Exercise: Present each line of the entries below that holds the word "communication".

++++ Dataset entries

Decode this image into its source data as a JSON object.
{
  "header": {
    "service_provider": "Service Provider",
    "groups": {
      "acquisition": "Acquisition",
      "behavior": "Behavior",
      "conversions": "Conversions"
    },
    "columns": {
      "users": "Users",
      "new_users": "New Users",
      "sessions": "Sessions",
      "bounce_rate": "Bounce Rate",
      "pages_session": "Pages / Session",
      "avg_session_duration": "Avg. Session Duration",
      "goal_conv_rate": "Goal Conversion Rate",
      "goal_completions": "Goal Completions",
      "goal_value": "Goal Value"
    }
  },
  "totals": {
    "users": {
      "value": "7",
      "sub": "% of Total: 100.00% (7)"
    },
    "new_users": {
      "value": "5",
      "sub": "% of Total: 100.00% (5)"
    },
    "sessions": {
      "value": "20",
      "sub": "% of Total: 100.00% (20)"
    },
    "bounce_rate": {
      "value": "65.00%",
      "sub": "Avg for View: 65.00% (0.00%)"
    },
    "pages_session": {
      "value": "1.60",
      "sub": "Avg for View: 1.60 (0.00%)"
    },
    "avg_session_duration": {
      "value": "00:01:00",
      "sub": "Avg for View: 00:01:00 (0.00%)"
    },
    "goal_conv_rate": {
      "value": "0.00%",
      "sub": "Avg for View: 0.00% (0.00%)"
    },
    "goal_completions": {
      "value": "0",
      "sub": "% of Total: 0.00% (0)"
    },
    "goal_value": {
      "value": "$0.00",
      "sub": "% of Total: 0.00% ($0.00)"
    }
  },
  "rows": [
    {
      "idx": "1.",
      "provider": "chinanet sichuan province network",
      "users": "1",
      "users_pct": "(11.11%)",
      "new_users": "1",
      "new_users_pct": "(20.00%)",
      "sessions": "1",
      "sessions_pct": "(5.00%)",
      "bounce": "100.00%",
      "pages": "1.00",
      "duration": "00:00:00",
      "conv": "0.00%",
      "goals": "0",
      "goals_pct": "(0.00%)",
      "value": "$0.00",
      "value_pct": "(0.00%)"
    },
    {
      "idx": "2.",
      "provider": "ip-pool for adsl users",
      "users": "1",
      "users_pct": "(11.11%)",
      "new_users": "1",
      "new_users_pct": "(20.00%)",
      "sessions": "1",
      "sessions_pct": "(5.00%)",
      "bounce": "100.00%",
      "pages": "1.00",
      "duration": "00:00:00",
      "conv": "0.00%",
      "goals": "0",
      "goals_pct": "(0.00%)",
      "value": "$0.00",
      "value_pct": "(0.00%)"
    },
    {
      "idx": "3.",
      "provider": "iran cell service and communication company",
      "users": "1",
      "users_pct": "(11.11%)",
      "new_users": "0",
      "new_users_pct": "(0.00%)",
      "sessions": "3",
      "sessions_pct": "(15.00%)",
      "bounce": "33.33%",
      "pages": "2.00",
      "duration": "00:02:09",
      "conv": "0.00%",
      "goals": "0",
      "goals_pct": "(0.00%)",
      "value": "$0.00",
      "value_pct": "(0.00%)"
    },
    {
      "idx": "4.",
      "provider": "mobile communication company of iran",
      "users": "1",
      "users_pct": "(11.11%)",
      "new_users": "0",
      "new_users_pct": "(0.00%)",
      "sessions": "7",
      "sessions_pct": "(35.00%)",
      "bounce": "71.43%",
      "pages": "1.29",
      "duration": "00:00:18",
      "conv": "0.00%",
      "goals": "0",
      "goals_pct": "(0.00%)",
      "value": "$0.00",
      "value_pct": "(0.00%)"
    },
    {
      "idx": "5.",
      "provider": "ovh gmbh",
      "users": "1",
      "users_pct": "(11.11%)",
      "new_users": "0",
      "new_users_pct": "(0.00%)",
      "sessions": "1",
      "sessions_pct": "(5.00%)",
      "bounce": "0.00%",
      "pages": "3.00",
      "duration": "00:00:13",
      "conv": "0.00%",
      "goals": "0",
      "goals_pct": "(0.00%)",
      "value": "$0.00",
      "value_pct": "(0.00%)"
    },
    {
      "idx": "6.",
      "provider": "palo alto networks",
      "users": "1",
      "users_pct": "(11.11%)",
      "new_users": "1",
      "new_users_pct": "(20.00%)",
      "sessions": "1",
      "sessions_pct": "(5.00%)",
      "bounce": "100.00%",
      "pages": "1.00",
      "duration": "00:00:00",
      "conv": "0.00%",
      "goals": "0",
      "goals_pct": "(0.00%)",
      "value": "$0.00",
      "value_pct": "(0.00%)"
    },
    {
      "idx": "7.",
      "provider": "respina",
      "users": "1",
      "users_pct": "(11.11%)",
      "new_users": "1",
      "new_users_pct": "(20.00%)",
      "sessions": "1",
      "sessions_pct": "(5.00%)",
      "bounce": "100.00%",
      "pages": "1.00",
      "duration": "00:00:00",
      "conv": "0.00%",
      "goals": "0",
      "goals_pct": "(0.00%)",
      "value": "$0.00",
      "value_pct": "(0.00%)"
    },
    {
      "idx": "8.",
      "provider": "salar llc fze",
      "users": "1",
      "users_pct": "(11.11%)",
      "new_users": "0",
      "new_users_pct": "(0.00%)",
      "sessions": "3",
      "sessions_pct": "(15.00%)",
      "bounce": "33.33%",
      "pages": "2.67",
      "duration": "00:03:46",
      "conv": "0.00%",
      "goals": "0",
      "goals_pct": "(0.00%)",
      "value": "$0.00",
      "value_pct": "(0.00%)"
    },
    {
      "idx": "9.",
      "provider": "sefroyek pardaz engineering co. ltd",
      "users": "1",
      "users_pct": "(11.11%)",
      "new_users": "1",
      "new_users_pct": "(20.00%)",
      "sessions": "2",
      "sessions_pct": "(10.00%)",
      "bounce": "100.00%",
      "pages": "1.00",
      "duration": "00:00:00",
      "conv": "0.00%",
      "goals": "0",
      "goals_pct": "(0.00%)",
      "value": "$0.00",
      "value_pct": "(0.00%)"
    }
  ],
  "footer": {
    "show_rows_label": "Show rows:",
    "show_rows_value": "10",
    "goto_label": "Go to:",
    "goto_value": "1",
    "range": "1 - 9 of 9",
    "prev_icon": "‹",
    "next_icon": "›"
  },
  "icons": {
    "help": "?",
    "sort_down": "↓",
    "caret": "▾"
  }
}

++++++++

Exercise result:
      "provider": "iran cell service and communication company",
      "provider": "mobile communication company of iran",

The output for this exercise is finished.